- _WHAT TO PRODUCE_
Restate the whole listing word for word. Pictures are left out.

- _Items from a dataset_
━━━━━━━━━━━━━━━━━━━━━━━━━━━━━━
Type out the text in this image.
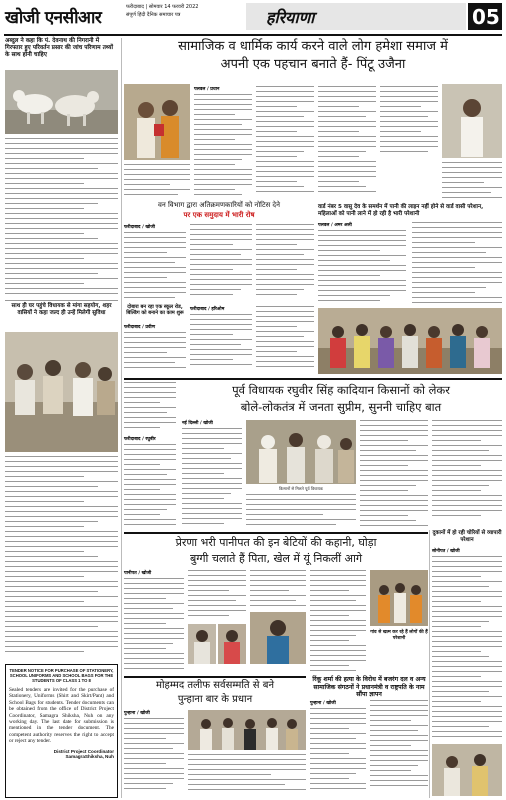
खोजी एनसीआर
फरीदाबाद | सोमवार 14 फरवरी 2022
संपूर्ण हिंदी दैनिक समाचार पत्र	हरियाणा	05
अब्दुल ने कहा कि पं. देवनाथ की निगरानी में गिरफ्तार हुए परिवर्तन प्रसार की जांच परिणाम तथ्यों के साथ होनी चाहिए
साथ ही घर पहुंचे विधायक से मांगा सहयोग, शहर वासियों ने कहा जल्द ही उन्हें मिलेगी सुविधा
TENDER NOTICE FOR PURCHASE OF STATIONERY, SCHOOL UNIFORMS AND SCHOOL BAGS FOR THE STUDENTS OF CLASS 1 TO 8
Sealed tenders are invited for the purchase of Stationery, Uniforms (Shirt and Skirt/Pant) and School Bags for students. Tender documents can be obtained from the office of District Project Coordinator, Samagra Shiksha, Nuh on any working day. The last date for submission is mentioned in the tender document. The competent authority reserves the right to accept or reject any tender.
District Project Coordinator
SamagraShiksha, Nuh
सामाजिक व धार्मिक कार्य करने वाले लोग हमेशा समाज में
अपनी एक पहचान बनाते हैं- पिंटू उजैना
पलवल / प्रधान
वन विभाग द्वारा अतिक्रमणकारियों को नोटिस देने
पर एक समुदाय में भारी रोष
वार्ड नंबर 5 वासु देव के समर्थन में पानी की लाइन नहीं होने से वार्ड वासी परेशान, महिलाओं को पानी लाने में हो रही है भारी परेशानी
फरीदाबाद / खोजी	पलवल / अमर अली
दोबारा बन रहा एक स्कूल रोड, बिल्डिंग को बनाने का काम शुरू
फरीदाबाद / प्रवीण
फरीदाबाद / हरिओम
पूर्व विधायक रघुवीर सिंह कादियान किसानों को लेकर
बोले-लोकतंत्र में जनता सुप्रीम, सुननी चाहिए बात
नई दिल्ली / खोजी
किसानों से मिलते पूर्व विधायक
फरीदाबाद / रघुबीर
प्रेरणा भरी पानीपत की इन बेटियों की कहानी, घोड़ा
बुग्गी चलाते हैं पिता, खेल में यूं निकलीं आगे
दुकानों में हो रही चोरियों से व्यापारी परेशान
सोनीपत / खोजी
पानीपत / खोजी
गांव से खत्म कर रहे हैं लोगों की हैं परेशानी
रिंकू शर्मा की हत्या के विरोध में बजरंग दल व अन्य सामाजिक संगठनों ने प्रधानमंत्री व राष्ट्रपति के नाम सौंपा ज्ञापन
मोहम्मद तलीफ सर्वसम्मति से बने
पुन्हाना बार के प्रधान
पुन्हाना / खोजी
पुन्हाना / खोजी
━━━━━━━━━━━━━━━━━━━━━━━━━━━━━━
- _SOLUTION TO THIS EXERCISE_
Type out the text in this image.
खोजी एनसीआर
फरीदाबाद | सोमवार 14 फरवरी 2022
संपूर्ण हिंदी दैनिक समाचार पत्र	हरियाणा	05
अब्दुल ने कहा कि पं. देवनाथ की निगरानी में गिरफ्तार हुए परिवर्तन प्रसार की जांच परिणाम तथ्यों के साथ होनी चाहिए
साथ ही घर पहुंचे विधायक से मांगा सहयोग, शहर वासियों ने कहा जल्द ही उन्हें मिलेगी सुविधा
TENDER NOTICE FOR PURCHASE OF STATIONERY, SCHOOL UNIFORMS AND SCHOOL BAGS FOR THE STUDENTS OF CLASS 1 TO 8
Sealed tenders are invited for the purchase of Stationery, Uniforms (Shirt and Skirt/Pant) and School Bags for students. Tender documents can be obtained from the office of District Project Coordinator, Samagra Shiksha, Nuh on any working day. The last date for submission is mentioned in the tender document. The competent authority reserves the right to accept or reject any tender.
District Project Coordinator
SamagraShiksha, Nuh
सामाजिक व धार्मिक कार्य करने वाले लोग हमेशा समाज में
अपनी एक पहचान बनाते हैं- पिंटू उजैना
पलवल / प्रधान
वन विभाग द्वारा अतिक्रमणकारियों को नोटिस देने
पर एक समुदाय में भारी रोष
वार्ड नंबर 5 वासु देव के समर्थन में पानी की लाइन नहीं होने से वार्ड वासी परेशान, महिलाओं को पानी लाने में हो रही है भारी परेशानी
फरीदाबाद / खोजी	पलवल / अमर अली
दोबारा बन रहा एक स्कूल रोड, बिल्डिंग को बनाने का काम शुरू
फरीदाबाद / प्रवीण
फरीदाबाद / हरिओम
पूर्व विधायक रघुवीर सिंह कादियान किसानों को लेकर
बोले-लोकतंत्र में जनता सुप्रीम, सुननी चाहिए बात
नई दिल्ली / खोजी
किसानों से मिलते पूर्व विधायक
फरीदाबाद / रघुबीर
प्रेरणा भरी पानीपत की इन बेटियों की कहानी, घोड़ा
बुग्गी चलाते हैं पिता, खेल में यूं निकलीं आगे
दुकानों में हो रही चोरियों से व्यापारी परेशान
सोनीपत / खोजी
पानीपत / खोजी
गांव से खत्म कर रहे हैं लोगों की हैं परेशानी
रिंकू शर्मा की हत्या के विरोध में बजरंग दल व अन्य सामाजिक संगठनों ने प्रधानमंत्री व राष्ट्रपति के नाम सौंपा ज्ञापन
मोहम्मद तलीफ सर्वसम्मति से बने
पुन्हाना बार के प्रधान
पुन्हाना / खोजी
पुन्हाना / खोजी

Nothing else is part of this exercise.